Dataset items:
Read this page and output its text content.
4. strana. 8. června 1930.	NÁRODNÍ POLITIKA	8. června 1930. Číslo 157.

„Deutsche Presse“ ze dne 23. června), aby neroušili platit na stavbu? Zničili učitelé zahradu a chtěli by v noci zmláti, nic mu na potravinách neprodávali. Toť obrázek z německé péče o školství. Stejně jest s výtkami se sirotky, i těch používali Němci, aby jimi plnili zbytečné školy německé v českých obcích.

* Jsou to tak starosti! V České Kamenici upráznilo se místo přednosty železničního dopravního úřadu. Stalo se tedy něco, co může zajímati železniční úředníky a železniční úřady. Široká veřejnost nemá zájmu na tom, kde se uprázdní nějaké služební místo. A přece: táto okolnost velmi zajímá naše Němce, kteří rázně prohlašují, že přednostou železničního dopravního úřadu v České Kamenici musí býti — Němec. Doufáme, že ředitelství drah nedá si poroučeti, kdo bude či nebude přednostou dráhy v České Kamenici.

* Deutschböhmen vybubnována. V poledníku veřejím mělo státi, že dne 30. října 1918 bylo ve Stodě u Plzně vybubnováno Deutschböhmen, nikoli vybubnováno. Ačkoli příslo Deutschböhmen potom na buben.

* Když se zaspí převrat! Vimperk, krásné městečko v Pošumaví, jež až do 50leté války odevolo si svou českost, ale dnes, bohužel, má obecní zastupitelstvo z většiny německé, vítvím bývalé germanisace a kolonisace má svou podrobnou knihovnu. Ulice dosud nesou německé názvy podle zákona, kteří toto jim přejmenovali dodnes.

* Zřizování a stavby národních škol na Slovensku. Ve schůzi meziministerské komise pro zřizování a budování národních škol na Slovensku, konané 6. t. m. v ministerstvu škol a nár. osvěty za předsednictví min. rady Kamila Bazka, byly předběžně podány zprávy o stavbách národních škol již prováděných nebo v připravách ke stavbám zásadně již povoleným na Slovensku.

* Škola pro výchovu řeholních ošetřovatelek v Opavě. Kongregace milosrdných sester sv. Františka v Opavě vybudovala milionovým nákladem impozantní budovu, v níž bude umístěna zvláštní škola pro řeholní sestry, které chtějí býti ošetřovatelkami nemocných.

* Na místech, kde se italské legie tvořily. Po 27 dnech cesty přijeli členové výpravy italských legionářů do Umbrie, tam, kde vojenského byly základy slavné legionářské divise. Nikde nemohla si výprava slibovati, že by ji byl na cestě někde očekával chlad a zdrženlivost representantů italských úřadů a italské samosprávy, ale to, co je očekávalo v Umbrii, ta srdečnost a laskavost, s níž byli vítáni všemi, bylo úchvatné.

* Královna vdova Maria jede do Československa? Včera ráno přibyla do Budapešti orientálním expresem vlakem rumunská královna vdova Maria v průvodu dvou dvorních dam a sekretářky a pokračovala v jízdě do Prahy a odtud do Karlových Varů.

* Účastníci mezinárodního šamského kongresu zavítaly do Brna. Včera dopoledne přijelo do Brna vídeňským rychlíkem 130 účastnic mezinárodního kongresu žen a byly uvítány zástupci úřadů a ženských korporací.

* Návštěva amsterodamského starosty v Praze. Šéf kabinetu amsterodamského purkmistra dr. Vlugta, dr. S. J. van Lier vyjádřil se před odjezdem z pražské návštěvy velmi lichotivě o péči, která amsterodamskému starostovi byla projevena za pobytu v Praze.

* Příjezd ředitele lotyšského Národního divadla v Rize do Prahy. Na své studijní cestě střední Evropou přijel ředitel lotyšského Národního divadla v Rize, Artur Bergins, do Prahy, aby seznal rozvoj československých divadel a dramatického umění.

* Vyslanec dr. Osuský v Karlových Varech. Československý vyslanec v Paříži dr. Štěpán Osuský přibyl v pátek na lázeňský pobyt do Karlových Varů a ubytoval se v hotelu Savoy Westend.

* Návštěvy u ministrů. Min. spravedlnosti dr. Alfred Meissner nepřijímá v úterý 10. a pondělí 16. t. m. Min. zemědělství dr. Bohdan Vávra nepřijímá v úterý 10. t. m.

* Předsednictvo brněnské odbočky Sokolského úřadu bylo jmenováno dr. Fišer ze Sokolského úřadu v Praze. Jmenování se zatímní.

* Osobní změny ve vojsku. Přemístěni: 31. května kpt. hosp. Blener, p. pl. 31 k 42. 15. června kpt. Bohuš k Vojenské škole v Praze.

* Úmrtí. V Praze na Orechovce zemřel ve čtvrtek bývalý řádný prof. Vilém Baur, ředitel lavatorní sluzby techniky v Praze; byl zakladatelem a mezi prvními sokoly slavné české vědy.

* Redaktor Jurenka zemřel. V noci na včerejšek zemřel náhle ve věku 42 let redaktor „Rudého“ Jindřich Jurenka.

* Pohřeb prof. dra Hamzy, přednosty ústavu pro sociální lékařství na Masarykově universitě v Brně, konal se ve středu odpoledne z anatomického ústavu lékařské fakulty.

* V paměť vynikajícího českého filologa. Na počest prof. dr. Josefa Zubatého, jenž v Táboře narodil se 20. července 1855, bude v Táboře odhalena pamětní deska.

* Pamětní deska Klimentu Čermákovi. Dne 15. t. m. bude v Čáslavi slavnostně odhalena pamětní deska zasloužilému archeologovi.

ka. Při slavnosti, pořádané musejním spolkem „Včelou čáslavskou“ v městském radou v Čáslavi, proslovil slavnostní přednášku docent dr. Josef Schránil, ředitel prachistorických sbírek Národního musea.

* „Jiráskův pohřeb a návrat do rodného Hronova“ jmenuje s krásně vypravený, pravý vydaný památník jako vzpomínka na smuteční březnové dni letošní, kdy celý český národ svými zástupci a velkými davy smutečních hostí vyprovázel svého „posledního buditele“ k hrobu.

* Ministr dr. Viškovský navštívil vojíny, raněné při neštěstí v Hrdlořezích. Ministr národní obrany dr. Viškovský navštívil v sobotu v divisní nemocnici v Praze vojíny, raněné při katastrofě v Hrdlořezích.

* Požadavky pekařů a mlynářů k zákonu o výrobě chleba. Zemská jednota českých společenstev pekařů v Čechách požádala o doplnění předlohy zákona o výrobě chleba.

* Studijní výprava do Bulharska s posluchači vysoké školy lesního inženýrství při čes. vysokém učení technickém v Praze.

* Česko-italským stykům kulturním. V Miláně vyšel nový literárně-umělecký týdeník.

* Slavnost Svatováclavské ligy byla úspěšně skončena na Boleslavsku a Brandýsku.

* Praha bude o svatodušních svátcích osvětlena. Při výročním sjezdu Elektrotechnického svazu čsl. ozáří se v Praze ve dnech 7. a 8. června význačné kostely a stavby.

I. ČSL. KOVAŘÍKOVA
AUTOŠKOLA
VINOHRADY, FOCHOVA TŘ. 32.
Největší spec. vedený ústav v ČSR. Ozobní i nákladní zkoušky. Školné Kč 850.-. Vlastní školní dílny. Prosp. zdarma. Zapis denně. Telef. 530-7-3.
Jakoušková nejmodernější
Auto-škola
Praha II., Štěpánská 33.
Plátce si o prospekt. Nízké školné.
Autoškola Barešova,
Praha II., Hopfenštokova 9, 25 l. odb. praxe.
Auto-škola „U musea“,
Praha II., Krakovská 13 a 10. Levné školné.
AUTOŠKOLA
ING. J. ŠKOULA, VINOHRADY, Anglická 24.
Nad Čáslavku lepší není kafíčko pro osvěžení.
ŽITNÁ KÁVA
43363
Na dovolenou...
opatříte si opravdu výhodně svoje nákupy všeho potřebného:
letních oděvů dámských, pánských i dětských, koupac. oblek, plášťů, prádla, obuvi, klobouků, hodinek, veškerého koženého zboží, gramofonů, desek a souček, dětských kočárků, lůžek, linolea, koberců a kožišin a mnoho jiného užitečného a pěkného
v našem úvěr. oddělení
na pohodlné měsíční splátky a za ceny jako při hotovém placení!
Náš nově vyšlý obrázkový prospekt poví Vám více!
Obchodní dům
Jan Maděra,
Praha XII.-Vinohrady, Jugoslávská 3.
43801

- **EXERCISE DESCRIPTION**: Of the lines in this listing, report how many contain the string "zemřel", and give the number only.

- **THE RESULT**: 2